(Collection entries)
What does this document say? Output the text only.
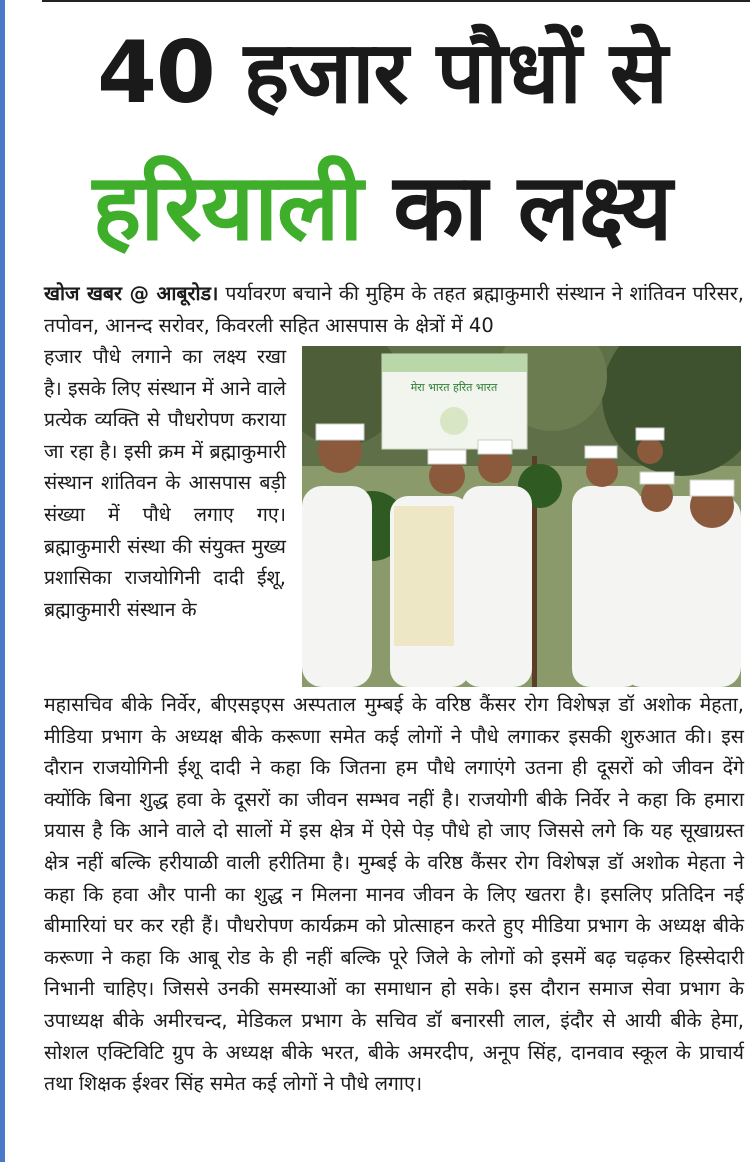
40 हजार पौधों से
हरियाली का लक्ष्य
खोज खबर @ आबूरोड। पर्यावरण बचाने की मुहिम के तहत ब्रह्माकुमारी संस्थान ने शांतिवन परिसर, तपोवन, आनन्द सरोवर, किवरली सहित आसपास के क्षेत्रों में 40
हजार पौधे लगाने का लक्ष्य रखा है। इसके लिए संस्थान में आने वाले प्रत्येक व्यक्ति से पौधरोपण कराया जा रहा है। इसी क्रम में ब्रह्माकुमारी संस्थान शांतिवन के आसपास बड़ी संख्या में पौधे लगाए गए। ब्रह्माकुमारी संस्था की संयुक्त मुख्य प्रशासिका राजयोगिनी दादी ईशू, ब्रह्माकुमारी संस्थान के
मेरा भारत हरित भारत
महासचिव बीके निर्वेर, बीएसइएस अस्पताल मुम्बई के वरिष्ठ कैंसर रोग विशेषज्ञ डॉ अशोक मेहता, मीडिया प्रभाग के अध्यक्ष बीके करूणा समेत कई लोगों ने पौधे लगाकर इसकी शुरुआत की। इस दौरान राजयोगिनी ईशू दादी ने कहा कि जितना हम पौधे लगाएंगे उतना ही दूसरों को जीवन देंगे क्योंकि बिना शुद्ध हवा के दूसरों का जीवन सम्भव नहीं है। राजयोगी बीके निर्वेर ने कहा कि हमारा प्रयास है कि आने वाले दो सालों में इस क्षेत्र में ऐसे पेड़ पौधे हो जाए जिससे लगे कि यह सूखाग्रस्त क्षेत्र नहीं बल्कि हरीयाळी वाली हरीतिमा है। मुम्बई के वरिष्ठ कैंसर रोग विशेषज्ञ डॉ अशोक मेहता ने कहा कि हवा और पानी का शुद्ध न मिलना मानव जीवन के लिए खतरा है। इसलिए प्रतिदिन नई बीमारियां घर कर रही हैं। पौधरोपण कार्यक्रम को प्रोत्साहन करते हुए मीडिया प्रभाग के अध्यक्ष बीके करूणा ने कहा कि आबू रोड के ही नहीं बल्कि पूरे जिले के लोगों को इसमें बढ़ चढ़कर हिस्सेदारी निभानी चाहिए। जिससे उनकी समस्याओं का समाधान हो सके। इस दौरान समाज सेवा प्रभाग के उपाध्यक्ष बीके अमीरचन्द, मेडिकल प्रभाग के सचिव डॉ बनारसी लाल, इंदौर से आयी बीके हेमा, सोशल एक्टिविटि ग्रुप के अध्यक्ष बीके भरत, बीके अमरदीप, अनूप सिंह, दानवाव स्कूल के प्राचार्य तथा शिक्षक ईश्वर सिंह समेत कई लोगों ने पौधे लगाए।
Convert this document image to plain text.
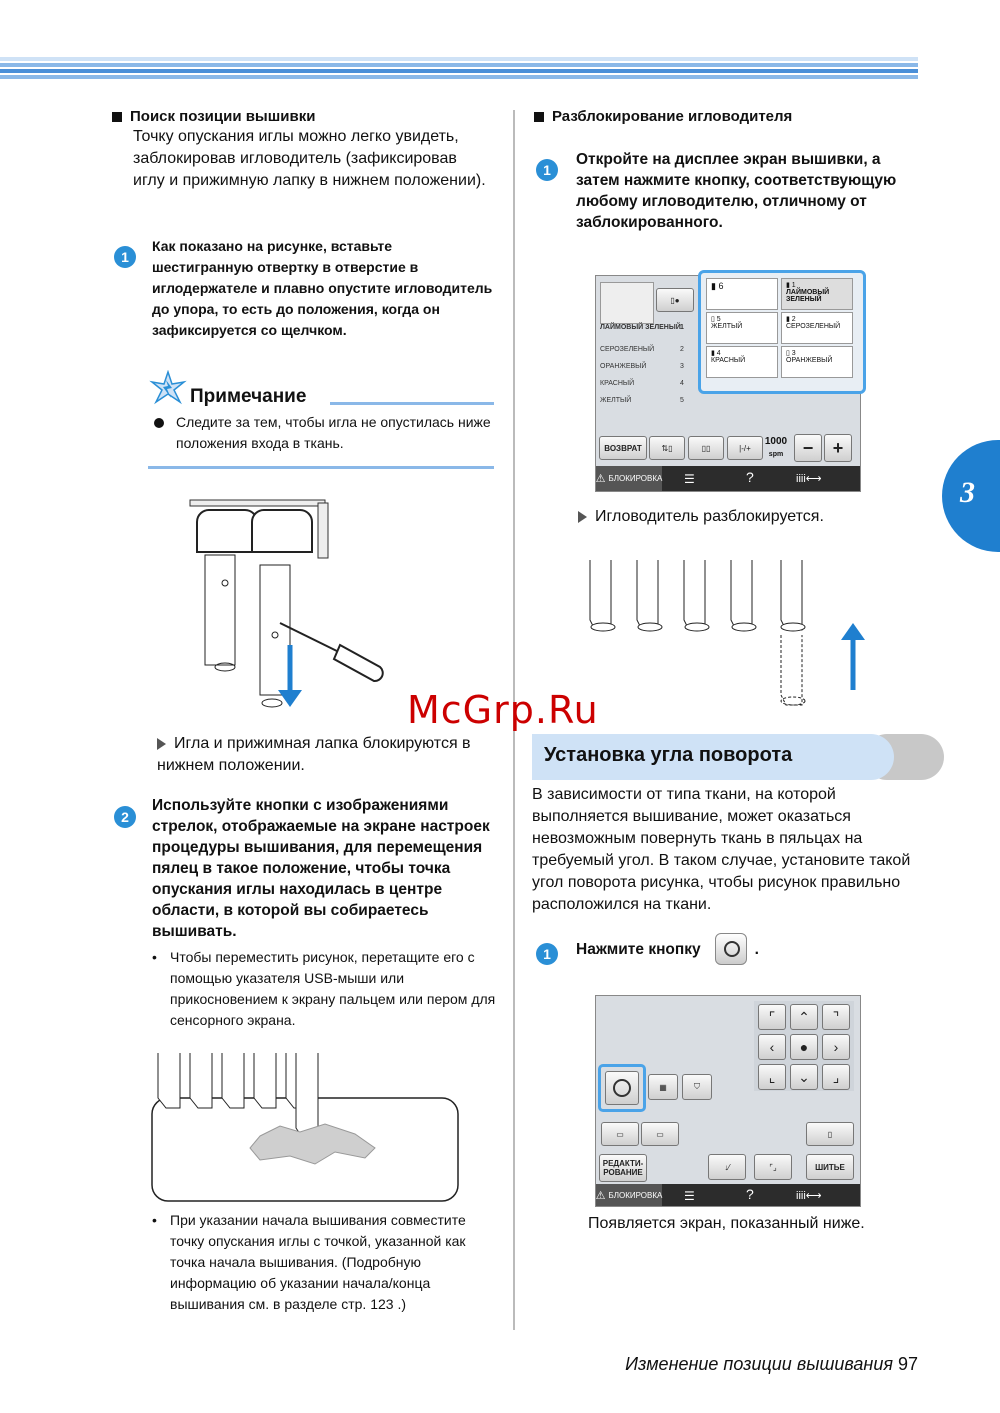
Поиск позиции вышивки
Точку опускания иглы можно легко увидеть, заблокировав игловодитель (зафиксировав иглу и прижимную лапку в нижнем положении).
1
Как показано на рисунке, вставьте шестигранную отвертку в отверстие в иглодержателе и плавно опустите игловодитель до упора, то есть до положения, когда он зафиксируется со щелчком.
Примечание
Следите за тем, чтобы игла не опустилась ниже положения входа в ткань.
Игла и прижимная лапка блокируются в нижнем положении.
2
Используйте кнопки с изображениями стрелок, отображаемые на экране настроек процедуры вышивания, для перемещения пялец в такое положение, чтобы точка опускания иглы находилась в центре области, в которой вы собираетесь вышивать.
• Чтобы переместить рисунок, перетащите его с помощью указателя USB-мыши или прикосновением к экрану пальцем или пером для сенсорного экрана.
• При указании начала вышивания совместите точку опускания иглы с точкой, указанной как точка начала вышивания. (Подробную информацию об указании начала/конца вышивания см. в разделе стр. 123 .)
Разблокирование игловодителя
1
Откройте на дисплее экран вышивки, а затем нажмите кнопку, соответствующую любому игловодителю, отличному от заблокированного.
▯●
ЛАЙМОВЫЙ ЗЕЛЕНЫЙ 1
СЕРОЗЕЛЕНЫЙ	2
ОРАНЖЕВЫЙ	3
КРАСНЫЙ	4
ЖЕЛТЫЙ	5
▮ 6	▮ 1
ЛАЙМОВЫЙ ЗЕЛЕНЫЙ
▯ 5
ЖЕЛТЫЙ
▮ 2
СЕРОЗЕЛЕНЫЙ
▮ 4
КРАСНЫЙ
▯ 3
ОРАНЖЕВЫЙ
ВОЗВРАТ	⇅▯	▯▯	|-/+
1000
spm	−	+
⚠ БЛОКИРОВКА ☰	?	iiii⟷
Игловодитель разблокируется.
McGrp.Ru
Установка угла поворота
В зависимости от типа ткани, на которой выполняется вышивание, может оказаться невозможным повернуть ткань в пяльцах на требуемый угол. В таком случае, установите такой угол поворота рисунка, чтобы рисунок правильно расположился на ткани.
1	Нажмите кнопку	.
⌜	⌃	⌝
‹	●	›
⌞	⌄	⌟
▦	⛉
▭	▭	▯
РЕДАКТИ-
РОВАНИЕ
↓⁄	⌜⌟	ШИТЬЕ
⚠ БЛОКИРОВКА ☰	?	iiii⟷
Появляется экран, показанный ниже.
3
Изменение позиции вышивания 97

OBJECTIVE: From the material above, copy everything exactly but the pictures.

REPLY:
What does this document say? Output the text only.
40 हजार पौधों से
हरियाली का लक्ष्य
खोज खबर @ आबूरोड। पर्यावरण बचाने की मुहिम के तहत ब्रह्माकुमारी संस्थान ने शांतिवन परिसर, तपोवन, आनन्द सरोवर, किवरली सहित आसपास के क्षेत्रों में 40
हजार पौधे लगाने का लक्ष्य रखा है। इसके लिए संस्थान में आने वाले प्रत्येक व्यक्ति से पौधरोपण कराया जा रहा है। इसी क्रम में ब्रह्माकुमारी संस्थान शांतिवन के आसपास बड़ी संख्या में पौधे लगाए गए। ब्रह्माकुमारी संस्था की संयुक्त मुख्य प्रशासिका राजयोगिनी दादी ईशू, ब्रह्माकुमारी संस्थान के
मेरा भारत हरित भारत
महासचिव बीके निर्वेर, बीएसइएस अस्पताल मुम्बई के वरिष्ठ कैंसर रोग विशेषज्ञ डॉ अशोक मेहता, मीडिया प्रभाग के अध्यक्ष बीके करूणा समेत कई लोगों ने पौधे लगाकर इसकी शुरुआत की। इस दौरान राजयोगिनी ईशू दादी ने कहा कि जितना हम पौधे लगाएंगे उतना ही दूसरों को जीवन देंगे क्योंकि बिना शुद्ध हवा के दूसरों का जीवन सम्भव नहीं है। राजयोगी बीके निर्वेर ने कहा कि हमारा प्रयास है कि आने वाले दो सालों में इस क्षेत्र में ऐसे पेड़ पौधे हो जाए जिससे लगे कि यह सूखाग्रस्त क्षेत्र नहीं बल्कि हरीयाळी वाली हरीतिमा है। मुम्बई के वरिष्ठ कैंसर रोग विशेषज्ञ डॉ अशोक मेहता ने कहा कि हवा और पानी का शुद्ध न मिलना मानव जीवन के लिए खतरा है। इसलिए प्रतिदिन नई बीमारियां घर कर रही हैं। पौधरोपण कार्यक्रम को प्रोत्साहन करते हुए मीडिया प्रभाग के अध्यक्ष बीके करूणा ने कहा कि आबू रोड के ही नहीं बल्कि पूरे जिले के लोगों को इसमें बढ़ चढ़कर हिस्सेदारी निभानी चाहिए। जिससे उनकी समस्याओं का समाधान हो सके। इस दौरान समाज सेवा प्रभाग के उपाध्यक्ष बीके अमीरचन्द, मेडिकल प्रभाग के सचिव डॉ बनारसी लाल, इंदौर से आयी बीके हेमा, सोशल एक्टिविटि ग्रुप के अध्यक्ष बीके भरत, बीके अमरदीप, अनूप सिंह, दानवाव स्कूल के प्राचार्य तथा शिक्षक ईश्वर सिंह समेत कई लोगों ने पौधे लगाए।
Convert this document image to plain text.
Поиск позиции вышивки
Точку опускания иглы можно легко увидеть, заблокировав игловодитель (зафиксировав иглу и прижимную лапку в нижнем положении).
1
Как показано на рисунке, вставьте шестигранную отвертку в отверстие в иглодержателе и плавно опустите игловодитель до упора, то есть до положения, когда он зафиксируется со щелчком.
Примечание
Следите за тем, чтобы игла не опустилась ниже положения входа в ткань.
Игла и прижимная лапка блокируются в нижнем положении.
2
Используйте кнопки с изображениями стрелок, отображаемые на экране настроек процедуры вышивания, для перемещения пялец в такое положение, чтобы точка опускания иглы находилась в центре области, в которой вы собираетесь вышивать.
• Чтобы переместить рисунок, перетащите его с помощью указателя USB-мыши или прикосновением к экрану пальцем или пером для сенсорного экрана.
• При указании начала вышивания совместите точку опускания иглы с точкой, указанной как точка начала вышивания. (Подробную информацию об указании начала/конца вышивания см. в разделе стр. 123 .)
Разблокирование игловодителя
1
Откройте на дисплее экран вышивки, а затем нажмите кнопку, соответствующую любому игловодителю, отличному от заблокированного.
▯●
ЛАЙМОВЫЙ ЗЕЛЕНЫЙ 1
СЕРОЗЕЛЕНЫЙ	2
ОРАНЖЕВЫЙ	3
КРАСНЫЙ	4
ЖЕЛТЫЙ	5
▮ 6	▮ 1
ЛАЙМОВЫЙ ЗЕЛЕНЫЙ
▯ 5
ЖЕЛТЫЙ
▮ 2
СЕРОЗЕЛЕНЫЙ
▮ 4
КРАСНЫЙ
▯ 3
ОРАНЖЕВЫЙ
ВОЗВРАТ	⇅▯	▯▯	|-/+
1000
spm	−	+
⚠ БЛОКИРОВКА ☰	?	iiii⟷
Игловодитель разблокируется.
McGrp.Ru
Установка угла поворота
В зависимости от типа ткани, на которой выполняется вышивание, может оказаться невозможным повернуть ткань в пяльцах на требуемый угол. В таком случае, установите такой угол поворота рисунка, чтобы рисунок правильно расположился на ткани.
1	Нажмите кнопку	.
⌜	⌃	⌝
‹	●	›
⌞	⌄	⌟
▦	⛉
▭	▭	▯
РЕДАКТИ-
РОВАНИЕ
↓⁄	⌜⌟	ШИТЬЕ
⚠ БЛОКИРОВКА ☰	?	iiii⟷
Появляется экран, показанный ниже.
3
Изменение позиции вышивания 97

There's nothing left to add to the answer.